### TASK
Your task is to extract every entry that follows word for word while excluding the pictures.

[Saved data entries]
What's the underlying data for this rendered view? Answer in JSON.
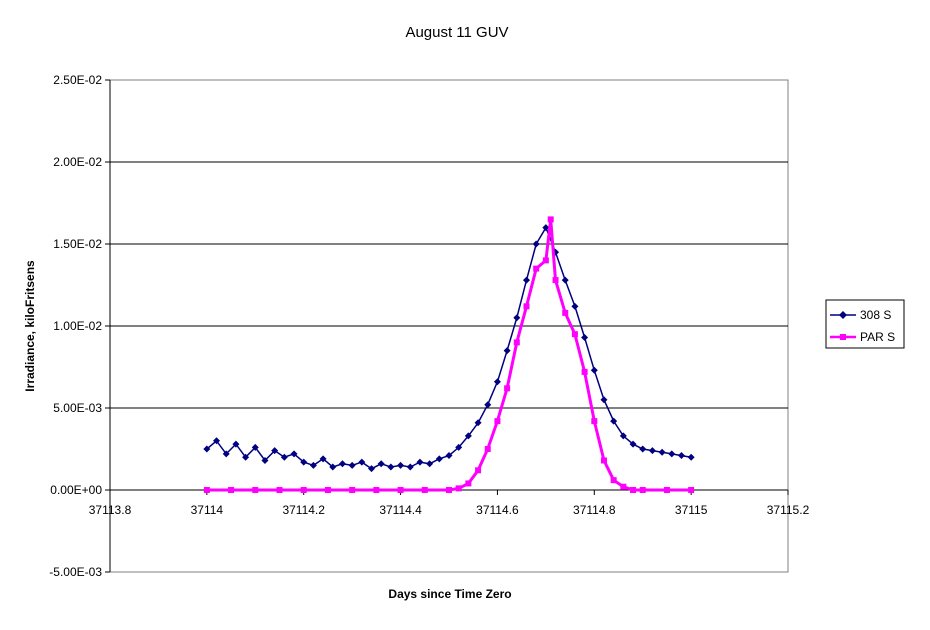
{
  "chart_data": {
    "type": "line",
    "title": "August 11 GUV",
    "xlabel": "Days since Time Zero",
    "ylabel": "Irradiance, kiloFritsens",
    "xlim": [
      37113.8,
      37115.2
    ],
    "ylim": [
      -0.005,
      0.025
    ],
    "x_ticks": [
      37113.8,
      37114,
      37114.2,
      37114.4,
      37114.6,
      37114.8,
      37115,
      37115.2
    ],
    "x_tick_labels": [
      "37113.8",
      "37114",
      "37114.2",
      "37114.4",
      "37114.6",
      "37114.8",
      "37115",
      "37115.2"
    ],
    "y_ticks": [
      -0.005,
      0,
      0.005,
      0.01,
      0.015,
      0.02,
      0.025
    ],
    "y_tick_labels": [
      "-5.00E-03",
      "0.00E+00",
      "5.00E-03",
      "1.00E-02",
      "1.50E-02",
      "2.00E-02",
      "2.50E-02"
    ],
    "grid": "horizontal",
    "legend": "right",
    "series": [
      {
        "name": "308 S",
        "color": "#000080",
        "marker": "diamond",
        "x": [
          37114,
          37114.02,
          37114.04,
          37114.06,
          37114.08,
          37114.1,
          37114.12,
          37114.14,
          37114.16,
          37114.18,
          37114.2,
          37114.22,
          37114.24,
          37114.26,
          37114.28,
          37114.3,
          37114.32,
          37114.34,
          37114.36,
          37114.38,
          37114.4,
          37114.42,
          37114.44,
          37114.46,
          37114.48,
          37114.5,
          37114.52,
          37114.54,
          37114.56,
          37114.58,
          37114.6,
          37114.62,
          37114.64,
          37114.66,
          37114.68,
          37114.7,
          37114.72,
          37114.74,
          37114.76,
          37114.78,
          37114.8,
          37114.82,
          37114.84,
          37114.86,
          37114.88,
          37114.9,
          37114.92,
          37114.94,
          37114.96,
          37114.98,
          37115
        ],
        "values": [
          0.0025,
          0.003,
          0.0022,
          0.0028,
          0.002,
          0.0026,
          0.0018,
          0.0024,
          0.002,
          0.0022,
          0.0017,
          0.0015,
          0.0019,
          0.0014,
          0.0016,
          0.0015,
          0.0017,
          0.0013,
          0.0016,
          0.0014,
          0.0015,
          0.0014,
          0.0017,
          0.0016,
          0.0019,
          0.0021,
          0.0026,
          0.0033,
          0.0041,
          0.0052,
          0.0066,
          0.0085,
          0.0105,
          0.0128,
          0.015,
          0.016,
          0.0145,
          0.0128,
          0.0112,
          0.0093,
          0.0073,
          0.0055,
          0.0042,
          0.0033,
          0.0028,
          0.0025,
          0.0024,
          0.0023,
          0.0022,
          0.0021,
          0.002
        ]
      },
      {
        "name": "PAR S",
        "color": "#ff00ff",
        "marker": "square",
        "x": [
          37114,
          37114.05,
          37114.1,
          37114.15,
          37114.2,
          37114.25,
          37114.3,
          37114.35,
          37114.4,
          37114.45,
          37114.5,
          37114.52,
          37114.54,
          37114.56,
          37114.58,
          37114.6,
          37114.62,
          37114.64,
          37114.66,
          37114.68,
          37114.7,
          37114.71,
          37114.72,
          37114.74,
          37114.76,
          37114.78,
          37114.8,
          37114.82,
          37114.84,
          37114.86,
          37114.88,
          37114.9,
          37114.95,
          37115
        ],
        "values": [
          0,
          0,
          0,
          0,
          0,
          0,
          0,
          0,
          0,
          0,
          0,
          0.0001,
          0.0004,
          0.0012,
          0.0025,
          0.0042,
          0.0062,
          0.009,
          0.0112,
          0.0135,
          0.014,
          0.0165,
          0.0128,
          0.0108,
          0.0095,
          0.0072,
          0.0042,
          0.0018,
          0.0006,
          0.0002,
          0,
          0,
          0,
          0
        ]
      }
    ]
  }
}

### COMPLETED TASK
What's the underlying data for this rendered view? Answer in JSON.
{
  "chart_data": {
    "type": "line",
    "title": "August 11 GUV",
    "xlabel": "Days since Time Zero",
    "ylabel": "Irradiance, kiloFritsens",
    "xlim": [
      37113.8,
      37115.2
    ],
    "ylim": [
      -0.005,
      0.025
    ],
    "x_ticks": [
      37113.8,
      37114,
      37114.2,
      37114.4,
      37114.6,
      37114.8,
      37115,
      37115.2
    ],
    "x_tick_labels": [
      "37113.8",
      "37114",
      "37114.2",
      "37114.4",
      "37114.6",
      "37114.8",
      "37115",
      "37115.2"
    ],
    "y_ticks": [
      -0.005,
      0,
      0.005,
      0.01,
      0.015,
      0.02,
      0.025
    ],
    "y_tick_labels": [
      "-5.00E-03",
      "0.00E+00",
      "5.00E-03",
      "1.00E-02",
      "1.50E-02",
      "2.00E-02",
      "2.50E-02"
    ],
    "grid": "horizontal",
    "legend": "right",
    "series": [
      {
        "name": "308 S",
        "color": "#000080",
        "marker": "diamond",
        "x": [
          37114,
          37114.02,
          37114.04,
          37114.06,
          37114.08,
          37114.1,
          37114.12,
          37114.14,
          37114.16,
          37114.18,
          37114.2,
          37114.22,
          37114.24,
          37114.26,
          37114.28,
          37114.3,
          37114.32,
          37114.34,
          37114.36,
          37114.38,
          37114.4,
          37114.42,
          37114.44,
          37114.46,
          37114.48,
          37114.5,
          37114.52,
          37114.54,
          37114.56,
          37114.58,
          37114.6,
          37114.62,
          37114.64,
          37114.66,
          37114.68,
          37114.7,
          37114.72,
          37114.74,
          37114.76,
          37114.78,
          37114.8,
          37114.82,
          37114.84,
          37114.86,
          37114.88,
          37114.9,
          37114.92,
          37114.94,
          37114.96,
          37114.98,
          37115
        ],
        "values": [
          0.0025,
          0.003,
          0.0022,
          0.0028,
          0.002,
          0.0026,
          0.0018,
          0.0024,
          0.002,
          0.0022,
          0.0017,
          0.0015,
          0.0019,
          0.0014,
          0.0016,
          0.0015,
          0.0017,
          0.0013,
          0.0016,
          0.0014,
          0.0015,
          0.0014,
          0.0017,
          0.0016,
          0.0019,
          0.0021,
          0.0026,
          0.0033,
          0.0041,
          0.0052,
          0.0066,
          0.0085,
          0.0105,
          0.0128,
          0.015,
          0.016,
          0.0145,
          0.0128,
          0.0112,
          0.0093,
          0.0073,
          0.0055,
          0.0042,
          0.0033,
          0.0028,
          0.0025,
          0.0024,
          0.0023,
          0.0022,
          0.0021,
          0.002
        ]
      },
      {
        "name": "PAR S",
        "color": "#ff00ff",
        "marker": "square",
        "x": [
          37114,
          37114.05,
          37114.1,
          37114.15,
          37114.2,
          37114.25,
          37114.3,
          37114.35,
          37114.4,
          37114.45,
          37114.5,
          37114.52,
          37114.54,
          37114.56,
          37114.58,
          37114.6,
          37114.62,
          37114.64,
          37114.66,
          37114.68,
          37114.7,
          37114.71,
          37114.72,
          37114.74,
          37114.76,
          37114.78,
          37114.8,
          37114.82,
          37114.84,
          37114.86,
          37114.88,
          37114.9,
          37114.95,
          37115
        ],
        "values": [
          0,
          0,
          0,
          0,
          0,
          0,
          0,
          0,
          0,
          0,
          0,
          0.0001,
          0.0004,
          0.0012,
          0.0025,
          0.0042,
          0.0062,
          0.009,
          0.0112,
          0.0135,
          0.014,
          0.0165,
          0.0128,
          0.0108,
          0.0095,
          0.0072,
          0.0042,
          0.0018,
          0.0006,
          0.0002,
          0,
          0,
          0,
          0
        ]
      }
    ]
  }
}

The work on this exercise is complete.